__Exercise directions__: Copy out every line of the listing below without changing anything, and leave out the picture.

__Data listing__:
● ● ● ● ●

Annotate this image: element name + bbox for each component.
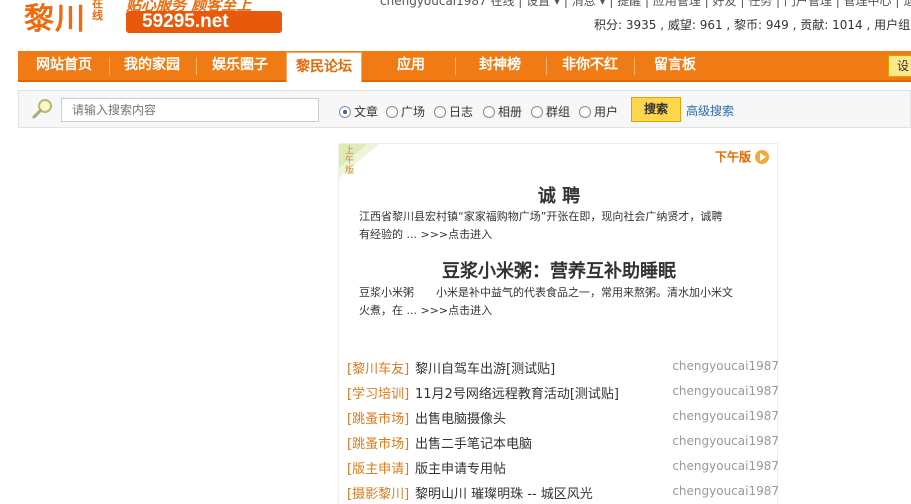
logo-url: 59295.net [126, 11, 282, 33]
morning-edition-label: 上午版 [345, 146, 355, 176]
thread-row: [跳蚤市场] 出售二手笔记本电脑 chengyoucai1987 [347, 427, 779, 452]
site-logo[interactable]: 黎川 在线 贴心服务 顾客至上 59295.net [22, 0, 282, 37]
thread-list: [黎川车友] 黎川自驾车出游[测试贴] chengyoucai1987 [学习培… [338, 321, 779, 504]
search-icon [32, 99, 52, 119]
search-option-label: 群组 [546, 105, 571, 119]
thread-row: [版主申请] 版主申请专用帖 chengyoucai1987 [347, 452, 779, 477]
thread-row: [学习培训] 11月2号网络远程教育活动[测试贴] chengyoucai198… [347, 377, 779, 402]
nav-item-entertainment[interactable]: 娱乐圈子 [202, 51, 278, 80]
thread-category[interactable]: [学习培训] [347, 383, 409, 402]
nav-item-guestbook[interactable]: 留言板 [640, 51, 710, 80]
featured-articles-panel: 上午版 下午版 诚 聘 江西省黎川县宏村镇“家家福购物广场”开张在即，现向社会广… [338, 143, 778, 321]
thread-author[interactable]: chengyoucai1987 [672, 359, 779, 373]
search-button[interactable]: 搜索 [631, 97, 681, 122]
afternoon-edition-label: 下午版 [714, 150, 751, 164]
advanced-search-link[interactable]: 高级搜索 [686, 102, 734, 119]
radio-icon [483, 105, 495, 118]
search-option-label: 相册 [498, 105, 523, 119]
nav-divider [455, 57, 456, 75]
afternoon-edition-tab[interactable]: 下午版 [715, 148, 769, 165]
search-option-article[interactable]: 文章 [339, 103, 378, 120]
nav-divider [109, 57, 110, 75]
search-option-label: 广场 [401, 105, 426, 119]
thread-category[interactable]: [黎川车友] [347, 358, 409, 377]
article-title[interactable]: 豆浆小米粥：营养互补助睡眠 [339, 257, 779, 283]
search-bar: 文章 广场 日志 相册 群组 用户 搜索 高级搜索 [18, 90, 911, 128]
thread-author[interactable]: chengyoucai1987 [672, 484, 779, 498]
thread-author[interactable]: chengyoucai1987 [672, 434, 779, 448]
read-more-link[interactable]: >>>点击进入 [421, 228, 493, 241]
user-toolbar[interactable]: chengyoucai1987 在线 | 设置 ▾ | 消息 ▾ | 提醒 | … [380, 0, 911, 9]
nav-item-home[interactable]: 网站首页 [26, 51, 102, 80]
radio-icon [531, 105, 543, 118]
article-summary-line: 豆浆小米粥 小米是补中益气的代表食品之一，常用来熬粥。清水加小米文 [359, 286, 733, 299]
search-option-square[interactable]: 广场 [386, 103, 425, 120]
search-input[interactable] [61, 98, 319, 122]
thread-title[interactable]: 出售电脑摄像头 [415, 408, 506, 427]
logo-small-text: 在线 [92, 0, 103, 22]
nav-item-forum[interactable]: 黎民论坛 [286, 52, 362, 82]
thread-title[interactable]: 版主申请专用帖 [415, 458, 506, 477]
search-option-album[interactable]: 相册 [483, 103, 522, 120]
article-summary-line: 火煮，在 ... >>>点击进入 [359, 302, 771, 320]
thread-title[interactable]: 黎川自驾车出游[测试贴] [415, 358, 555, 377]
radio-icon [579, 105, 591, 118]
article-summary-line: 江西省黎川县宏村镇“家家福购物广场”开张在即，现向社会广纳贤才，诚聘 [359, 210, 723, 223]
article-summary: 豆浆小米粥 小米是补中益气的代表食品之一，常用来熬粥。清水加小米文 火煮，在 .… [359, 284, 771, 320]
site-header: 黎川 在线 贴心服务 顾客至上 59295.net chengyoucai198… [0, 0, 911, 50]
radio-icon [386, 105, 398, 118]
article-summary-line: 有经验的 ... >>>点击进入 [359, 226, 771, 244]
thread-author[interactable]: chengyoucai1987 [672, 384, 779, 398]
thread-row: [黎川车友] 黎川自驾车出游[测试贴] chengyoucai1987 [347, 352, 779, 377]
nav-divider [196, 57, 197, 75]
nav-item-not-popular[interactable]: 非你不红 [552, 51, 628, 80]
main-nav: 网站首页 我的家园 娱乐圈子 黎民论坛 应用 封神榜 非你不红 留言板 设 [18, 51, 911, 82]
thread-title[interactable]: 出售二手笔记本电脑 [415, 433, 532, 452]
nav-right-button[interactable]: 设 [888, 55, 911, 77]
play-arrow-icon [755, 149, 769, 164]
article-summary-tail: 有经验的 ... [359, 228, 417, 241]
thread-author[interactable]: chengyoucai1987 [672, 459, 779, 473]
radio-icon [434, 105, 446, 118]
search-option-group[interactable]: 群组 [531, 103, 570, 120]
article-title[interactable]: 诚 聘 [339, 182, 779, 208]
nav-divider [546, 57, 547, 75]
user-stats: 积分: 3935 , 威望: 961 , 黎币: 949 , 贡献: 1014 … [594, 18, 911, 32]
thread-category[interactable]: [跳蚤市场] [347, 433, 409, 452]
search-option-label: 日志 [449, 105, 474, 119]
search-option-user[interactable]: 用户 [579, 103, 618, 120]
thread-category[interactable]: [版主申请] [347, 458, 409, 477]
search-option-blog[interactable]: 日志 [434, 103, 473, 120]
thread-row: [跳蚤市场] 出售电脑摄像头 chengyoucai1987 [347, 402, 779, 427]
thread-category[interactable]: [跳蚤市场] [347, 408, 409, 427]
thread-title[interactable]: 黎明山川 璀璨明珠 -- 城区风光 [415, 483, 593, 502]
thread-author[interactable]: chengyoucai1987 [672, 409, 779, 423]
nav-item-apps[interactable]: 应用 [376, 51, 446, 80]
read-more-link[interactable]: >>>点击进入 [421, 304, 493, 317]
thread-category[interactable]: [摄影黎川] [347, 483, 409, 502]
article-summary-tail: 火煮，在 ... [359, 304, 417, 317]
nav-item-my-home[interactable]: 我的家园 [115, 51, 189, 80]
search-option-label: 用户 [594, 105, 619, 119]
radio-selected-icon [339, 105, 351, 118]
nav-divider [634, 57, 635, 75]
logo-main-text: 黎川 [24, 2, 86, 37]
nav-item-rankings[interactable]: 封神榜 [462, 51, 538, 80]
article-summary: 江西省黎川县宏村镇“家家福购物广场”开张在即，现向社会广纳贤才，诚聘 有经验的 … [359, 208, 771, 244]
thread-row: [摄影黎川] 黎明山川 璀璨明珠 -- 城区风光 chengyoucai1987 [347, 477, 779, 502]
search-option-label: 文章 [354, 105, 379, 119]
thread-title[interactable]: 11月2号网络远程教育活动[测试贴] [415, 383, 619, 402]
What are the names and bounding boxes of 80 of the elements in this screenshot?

● ● ● ● ●

__Exercise result__:
Annotate this image: element name + bbox for each component.
logo-url: 59295.net [126, 11, 282, 33]
morning-edition-label: 上午版 [345, 146, 355, 176]
thread-row: [跳蚤市场] 出售二手笔记本电脑 chengyoucai1987 [347, 427, 779, 452]
site-logo[interactable]: 黎川 在线 贴心服务 顾客至上 59295.net [22, 0, 282, 37]
thread-list: [黎川车友] 黎川自驾车出游[测试贴] chengyoucai1987 [学习培… [338, 321, 779, 504]
search-icon [32, 99, 52, 119]
search-option-label: 群组 [546, 105, 571, 119]
thread-row: [版主申请] 版主申请专用帖 chengyoucai1987 [347, 452, 779, 477]
thread-row: [学习培训] 11月2号网络远程教育活动[测试贴] chengyoucai198… [347, 377, 779, 402]
nav-item-entertainment[interactable]: 娱乐圈子 [202, 51, 278, 80]
thread-category[interactable]: [学习培训] [347, 383, 409, 402]
nav-item-guestbook[interactable]: 留言板 [640, 51, 710, 80]
featured-articles-panel: 上午版 下午版 诚 聘 江西省黎川县宏村镇“家家福购物广场”开张在即，现向社会广… [338, 143, 778, 321]
thread-author[interactable]: chengyoucai1987 [672, 359, 779, 373]
search-button[interactable]: 搜索 [631, 97, 681, 122]
afternoon-edition-label: 下午版 [714, 150, 751, 164]
advanced-search-link[interactable]: 高级搜索 [686, 102, 734, 119]
radio-icon [483, 105, 495, 118]
search-option-label: 相册 [498, 105, 523, 119]
nav-divider [455, 57, 456, 75]
afternoon-edition-tab[interactable]: 下午版 [715, 148, 769, 165]
search-option-article[interactable]: 文章 [339, 103, 378, 120]
nav-divider [109, 57, 110, 75]
search-option-label: 广场 [401, 105, 426, 119]
thread-category[interactable]: [黎川车友] [347, 358, 409, 377]
article-title[interactable]: 豆浆小米粥：营养互补助睡眠 [339, 257, 779, 283]
search-bar: 文章 广场 日志 相册 群组 用户 搜索 高级搜索 [18, 90, 911, 128]
thread-author[interactable]: chengyoucai1987 [672, 484, 779, 498]
thread-author[interactable]: chengyoucai1987 [672, 434, 779, 448]
read-more-link[interactable]: >>>点击进入 [421, 228, 493, 241]
user-toolbar[interactable]: chengyoucai1987 在线 | 设置 ▾ | 消息 ▾ | 提醒 | … [380, 0, 911, 9]
nav-item-home[interactable]: 网站首页 [26, 51, 102, 80]
radio-icon [531, 105, 543, 118]
article-summary-line: 豆浆小米粥 小米是补中益气的代表食品之一，常用来熬粥。清水加小米文 [359, 286, 733, 299]
search-option-square[interactable]: 广场 [386, 103, 425, 120]
search-input[interactable] [61, 98, 319, 122]
thread-title[interactable]: 出售电脑摄像头 [415, 408, 506, 427]
logo-small-text: 在线 [92, 0, 103, 22]
nav-item-forum[interactable]: 黎民论坛 [286, 52, 362, 82]
thread-title[interactable]: 版主申请专用帖 [415, 458, 506, 477]
search-option-album[interactable]: 相册 [483, 103, 522, 120]
article-summary-line: 火煮，在 ... >>>点击进入 [359, 302, 771, 320]
thread-title[interactable]: 黎川自驾车出游[测试贴] [415, 358, 555, 377]
radio-icon [579, 105, 591, 118]
article-summary-line: 江西省黎川县宏村镇“家家福购物广场”开张在即，现向社会广纳贤才，诚聘 [359, 210, 723, 223]
article-summary: 豆浆小米粥 小米是补中益气的代表食品之一，常用来熬粥。清水加小米文 火煮，在 .… [359, 284, 771, 320]
site-header: 黎川 在线 贴心服务 顾客至上 59295.net chengyoucai198… [0, 0, 911, 50]
radio-icon [386, 105, 398, 118]
article-summary-line: 有经验的 ... >>>点击进入 [359, 226, 771, 244]
thread-author[interactable]: chengyoucai1987 [672, 384, 779, 398]
thread-row: [黎川车友] 黎川自驾车出游[测试贴] chengyoucai1987 [347, 352, 779, 377]
nav-divider [196, 57, 197, 75]
nav-item-not-popular[interactable]: 非你不红 [552, 51, 628, 80]
main-nav: 网站首页 我的家园 娱乐圈子 黎民论坛 应用 封神榜 非你不红 留言板 设 [18, 51, 911, 82]
thread-title[interactable]: 出售二手笔记本电脑 [415, 433, 532, 452]
nav-right-button[interactable]: 设 [888, 55, 911, 77]
play-arrow-icon [755, 149, 769, 164]
article-summary-tail: 有经验的 ... [359, 228, 417, 241]
thread-author[interactable]: chengyoucai1987 [672, 459, 779, 473]
radio-icon [434, 105, 446, 118]
search-option-group[interactable]: 群组 [531, 103, 570, 120]
article-title[interactable]: 诚 聘 [339, 182, 779, 208]
nav-divider [546, 57, 547, 75]
user-stats: 积分: 3935 , 威望: 961 , 黎币: 949 , 贡献: 1014 … [594, 18, 911, 32]
thread-category[interactable]: [跳蚤市场] [347, 433, 409, 452]
search-option-label: 日志 [449, 105, 474, 119]
search-option-user[interactable]: 用户 [579, 103, 618, 120]
thread-category[interactable]: [版主申请] [347, 458, 409, 477]
search-option-blog[interactable]: 日志 [434, 103, 473, 120]
thread-row: [跳蚤市场] 出售电脑摄像头 chengyoucai1987 [347, 402, 779, 427]
thread-category[interactable]: [跳蚤市场] [347, 408, 409, 427]
thread-title[interactable]: 黎明山川 璀璨明珠 -- 城区风光 [415, 483, 593, 502]
thread-author[interactable]: chengyoucai1987 [672, 409, 779, 423]
nav-item-apps[interactable]: 应用 [376, 51, 446, 80]
read-more-link[interactable]: >>>点击进入 [421, 304, 493, 317]
thread-category[interactable]: [摄影黎川] [347, 483, 409, 502]
article-summary-tail: 火煮，在 ... [359, 304, 417, 317]
nav-item-my-home[interactable]: 我的家园 [115, 51, 189, 80]
search-option-label: 用户 [594, 105, 619, 119]
radio-selected-icon [339, 105, 351, 118]
nav-divider [634, 57, 635, 75]
logo-main-text: 黎川 [24, 2, 86, 37]
nav-item-rankings[interactable]: 封神榜 [462, 51, 538, 80]
article-summary: 江西省黎川县宏村镇“家家福购物广场”开张在即，现向社会广纳贤才，诚聘 有经验的 … [359, 208, 771, 244]
thread-row: [摄影黎川] 黎明山川 璀璨明珠 -- 城区风光 chengyoucai1987 [347, 477, 779, 502]
search-option-label: 文章 [354, 105, 379, 119]
thread-title[interactable]: 11月2号网络远程教育活动[测试贴] [415, 383, 619, 402]
What are the names and bounding boxes of 80 of the elements in this screenshot?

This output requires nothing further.